Reproduce the records below exactly as given.

[Raw records]
══════════
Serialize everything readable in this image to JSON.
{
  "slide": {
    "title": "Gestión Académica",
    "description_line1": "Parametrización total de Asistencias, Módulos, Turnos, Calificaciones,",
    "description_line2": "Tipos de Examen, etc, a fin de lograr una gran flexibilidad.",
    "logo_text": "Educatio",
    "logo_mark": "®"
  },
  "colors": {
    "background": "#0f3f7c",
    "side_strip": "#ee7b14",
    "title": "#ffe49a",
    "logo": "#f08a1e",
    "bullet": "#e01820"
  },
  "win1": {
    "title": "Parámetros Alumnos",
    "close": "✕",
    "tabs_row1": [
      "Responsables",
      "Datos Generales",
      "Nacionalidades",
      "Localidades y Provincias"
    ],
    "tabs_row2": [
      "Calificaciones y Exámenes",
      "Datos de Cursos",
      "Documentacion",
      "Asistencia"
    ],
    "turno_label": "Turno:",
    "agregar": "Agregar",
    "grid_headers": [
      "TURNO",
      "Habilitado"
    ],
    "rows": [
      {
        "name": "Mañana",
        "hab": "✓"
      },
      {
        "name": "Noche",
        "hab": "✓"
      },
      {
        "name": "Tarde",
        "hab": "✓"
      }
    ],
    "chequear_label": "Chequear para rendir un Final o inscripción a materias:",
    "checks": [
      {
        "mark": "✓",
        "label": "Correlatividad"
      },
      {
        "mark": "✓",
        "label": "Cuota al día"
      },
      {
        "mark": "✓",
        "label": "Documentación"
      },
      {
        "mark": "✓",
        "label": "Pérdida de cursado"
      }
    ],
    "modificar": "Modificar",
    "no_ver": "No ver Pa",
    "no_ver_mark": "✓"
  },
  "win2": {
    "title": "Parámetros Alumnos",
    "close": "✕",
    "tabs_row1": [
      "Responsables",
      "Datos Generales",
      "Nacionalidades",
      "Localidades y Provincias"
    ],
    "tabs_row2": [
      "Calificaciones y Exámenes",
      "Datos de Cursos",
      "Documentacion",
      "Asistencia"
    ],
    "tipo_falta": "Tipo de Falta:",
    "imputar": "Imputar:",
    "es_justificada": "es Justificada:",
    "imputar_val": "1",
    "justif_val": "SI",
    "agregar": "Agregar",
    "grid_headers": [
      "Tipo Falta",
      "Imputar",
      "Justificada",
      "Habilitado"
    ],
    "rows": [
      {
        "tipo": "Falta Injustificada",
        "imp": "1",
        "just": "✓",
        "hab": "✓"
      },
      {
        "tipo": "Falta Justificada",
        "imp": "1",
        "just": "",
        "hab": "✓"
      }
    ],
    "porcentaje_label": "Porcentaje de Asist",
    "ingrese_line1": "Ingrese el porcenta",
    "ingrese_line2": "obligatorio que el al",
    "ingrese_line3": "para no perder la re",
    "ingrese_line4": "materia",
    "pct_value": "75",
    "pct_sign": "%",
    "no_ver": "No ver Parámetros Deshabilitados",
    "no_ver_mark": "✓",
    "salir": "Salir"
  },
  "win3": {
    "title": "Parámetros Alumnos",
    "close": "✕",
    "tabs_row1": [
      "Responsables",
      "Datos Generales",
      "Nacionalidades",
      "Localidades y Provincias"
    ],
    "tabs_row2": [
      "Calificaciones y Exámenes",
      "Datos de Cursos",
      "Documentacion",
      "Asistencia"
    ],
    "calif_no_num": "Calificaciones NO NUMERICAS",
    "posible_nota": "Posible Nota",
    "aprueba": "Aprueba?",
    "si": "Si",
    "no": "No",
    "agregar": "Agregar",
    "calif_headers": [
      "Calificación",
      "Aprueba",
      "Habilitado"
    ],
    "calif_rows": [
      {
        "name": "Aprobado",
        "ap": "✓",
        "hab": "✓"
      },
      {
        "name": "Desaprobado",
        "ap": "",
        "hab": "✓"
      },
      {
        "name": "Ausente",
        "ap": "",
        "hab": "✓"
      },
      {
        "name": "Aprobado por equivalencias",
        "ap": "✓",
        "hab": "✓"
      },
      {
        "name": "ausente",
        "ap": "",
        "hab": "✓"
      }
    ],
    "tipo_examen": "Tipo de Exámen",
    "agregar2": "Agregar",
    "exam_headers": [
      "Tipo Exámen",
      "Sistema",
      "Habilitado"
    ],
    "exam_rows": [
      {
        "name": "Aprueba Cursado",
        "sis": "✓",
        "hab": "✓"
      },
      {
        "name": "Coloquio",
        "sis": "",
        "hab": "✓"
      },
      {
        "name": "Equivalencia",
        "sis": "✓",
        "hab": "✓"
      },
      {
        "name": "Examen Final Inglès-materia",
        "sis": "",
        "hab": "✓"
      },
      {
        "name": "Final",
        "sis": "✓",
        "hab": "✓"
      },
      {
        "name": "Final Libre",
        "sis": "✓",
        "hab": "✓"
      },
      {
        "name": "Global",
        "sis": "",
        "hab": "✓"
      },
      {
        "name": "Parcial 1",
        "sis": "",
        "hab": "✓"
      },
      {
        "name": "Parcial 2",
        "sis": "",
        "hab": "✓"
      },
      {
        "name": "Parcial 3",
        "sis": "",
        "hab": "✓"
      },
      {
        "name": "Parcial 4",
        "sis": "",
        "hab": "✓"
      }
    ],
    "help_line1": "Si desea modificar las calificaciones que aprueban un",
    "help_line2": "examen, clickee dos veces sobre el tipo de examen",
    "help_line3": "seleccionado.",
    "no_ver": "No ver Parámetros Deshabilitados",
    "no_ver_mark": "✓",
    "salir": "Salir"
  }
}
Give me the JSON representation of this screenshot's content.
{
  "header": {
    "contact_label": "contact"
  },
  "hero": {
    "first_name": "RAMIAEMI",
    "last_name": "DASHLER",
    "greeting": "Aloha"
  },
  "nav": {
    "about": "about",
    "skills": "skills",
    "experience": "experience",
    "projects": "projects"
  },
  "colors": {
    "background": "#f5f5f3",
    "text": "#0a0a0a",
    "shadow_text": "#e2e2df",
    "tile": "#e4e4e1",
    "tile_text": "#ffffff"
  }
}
══════════
▸ Written solution
Serialize everything readable in this image to JSON.
{
  "slide": {
    "title": "Gestión Académica",
    "description_line1": "Parametrización total de Asistencias, Módulos, Turnos, Calificaciones,",
    "description_line2": "Tipos de Examen, etc, a fin de lograr una gran flexibilidad.",
    "logo_text": "Educatio",
    "logo_mark": "®"
  },
  "colors": {
    "background": "#0f3f7c",
    "side_strip": "#ee7b14",
    "title": "#ffe49a",
    "logo": "#f08a1e",
    "bullet": "#e01820"
  },
  "win1": {
    "title": "Parámetros Alumnos",
    "close": "✕",
    "tabs_row1": [
      "Responsables",
      "Datos Generales",
      "Nacionalidades",
      "Localidades y Provincias"
    ],
    "tabs_row2": [
      "Calificaciones y Exámenes",
      "Datos de Cursos",
      "Documentacion",
      "Asistencia"
    ],
    "turno_label": "Turno:",
    "agregar": "Agregar",
    "grid_headers": [
      "TURNO",
      "Habilitado"
    ],
    "rows": [
      {
        "name": "Mañana",
        "hab": "✓"
      },
      {
        "name": "Noche",
        "hab": "✓"
      },
      {
        "name": "Tarde",
        "hab": "✓"
      }
    ],
    "chequear_label": "Chequear para rendir un Final o inscripción a materias:",
    "checks": [
      {
        "mark": "✓",
        "label": "Correlatividad"
      },
      {
        "mark": "✓",
        "label": "Cuota al día"
      },
      {
        "mark": "✓",
        "label": "Documentación"
      },
      {
        "mark": "✓",
        "label": "Pérdida de cursado"
      }
    ],
    "modificar": "Modificar",
    "no_ver": "No ver Pa",
    "no_ver_mark": "✓"
  },
  "win2": {
    "title": "Parámetros Alumnos",
    "close": "✕",
    "tabs_row1": [
      "Responsables",
      "Datos Generales",
      "Nacionalidades",
      "Localidades y Provincias"
    ],
    "tabs_row2": [
      "Calificaciones y Exámenes",
      "Datos de Cursos",
      "Documentacion",
      "Asistencia"
    ],
    "tipo_falta": "Tipo de Falta:",
    "imputar": "Imputar:",
    "es_justificada": "es Justificada:",
    "imputar_val": "1",
    "justif_val": "SI",
    "agregar": "Agregar",
    "grid_headers": [
      "Tipo Falta",
      "Imputar",
      "Justificada",
      "Habilitado"
    ],
    "rows": [
      {
        "tipo": "Falta Injustificada",
        "imp": "1",
        "just": "✓",
        "hab": "✓"
      },
      {
        "tipo": "Falta Justificada",
        "imp": "1",
        "just": "",
        "hab": "✓"
      }
    ],
    "porcentaje_label": "Porcentaje de Asist",
    "ingrese_line1": "Ingrese el porcenta",
    "ingrese_line2": "obligatorio que el al",
    "ingrese_line3": "para no perder la re",
    "ingrese_line4": "materia",
    "pct_value": "75",
    "pct_sign": "%",
    "no_ver": "No ver Parámetros Deshabilitados",
    "no_ver_mark": "✓",
    "salir": "Salir"
  },
  "win3": {
    "title": "Parámetros Alumnos",
    "close": "✕",
    "tabs_row1": [
      "Responsables",
      "Datos Generales",
      "Nacionalidades",
      "Localidades y Provincias"
    ],
    "tabs_row2": [
      "Calificaciones y Exámenes",
      "Datos de Cursos",
      "Documentacion",
      "Asistencia"
    ],
    "calif_no_num": "Calificaciones NO NUMERICAS",
    "posible_nota": "Posible Nota",
    "aprueba": "Aprueba?",
    "si": "Si",
    "no": "No",
    "agregar": "Agregar",
    "calif_headers": [
      "Calificación",
      "Aprueba",
      "Habilitado"
    ],
    "calif_rows": [
      {
        "name": "Aprobado",
        "ap": "✓",
        "hab": "✓"
      },
      {
        "name": "Desaprobado",
        "ap": "",
        "hab": "✓"
      },
      {
        "name": "Ausente",
        "ap": "",
        "hab": "✓"
      },
      {
        "name": "Aprobado por equivalencias",
        "ap": "✓",
        "hab": "✓"
      },
      {
        "name": "ausente",
        "ap": "",
        "hab": "✓"
      }
    ],
    "tipo_examen": "Tipo de Exámen",
    "agregar2": "Agregar",
    "exam_headers": [
      "Tipo Exámen",
      "Sistema",
      "Habilitado"
    ],
    "exam_rows": [
      {
        "name": "Aprueba Cursado",
        "sis": "✓",
        "hab": "✓"
      },
      {
        "name": "Coloquio",
        "sis": "",
        "hab": "✓"
      },
      {
        "name": "Equivalencia",
        "sis": "✓",
        "hab": "✓"
      },
      {
        "name": "Examen Final Inglès-materia",
        "sis": "",
        "hab": "✓"
      },
      {
        "name": "Final",
        "sis": "✓",
        "hab": "✓"
      },
      {
        "name": "Final Libre",
        "sis": "✓",
        "hab": "✓"
      },
      {
        "name": "Global",
        "sis": "",
        "hab": "✓"
      },
      {
        "name": "Parcial 1",
        "sis": "",
        "hab": "✓"
      },
      {
        "name": "Parcial 2",
        "sis": "",
        "hab": "✓"
      },
      {
        "name": "Parcial 3",
        "sis": "",
        "hab": "✓"
      },
      {
        "name": "Parcial 4",
        "sis": "",
        "hab": "✓"
      }
    ],
    "help_line1": "Si desea modificar las calificaciones que aprueban un",
    "help_line2": "examen, clickee dos veces sobre el tipo de examen",
    "help_line3": "seleccionado.",
    "no_ver": "No ver Parámetros Deshabilitados",
    "no_ver_mark": "✓",
    "salir": "Salir"
  }
}
Give me the JSON representation of this screenshot's content.
{
  "header": {
    "contact_label": "contact"
  },
  "hero": {
    "first_name": "RAMIAEMI",
    "last_name": "DASHLER",
    "greeting": "Aloha"
  },
  "nav": {
    "about": "about",
    "skills": "skills",
    "experience": "experience",
    "projects": "projects"
  },
  "colors": {
    "background": "#f5f5f3",
    "text": "#0a0a0a",
    "shadow_text": "#e2e2df",
    "tile": "#e4e4e1",
    "tile_text": "#ffffff"
  }
}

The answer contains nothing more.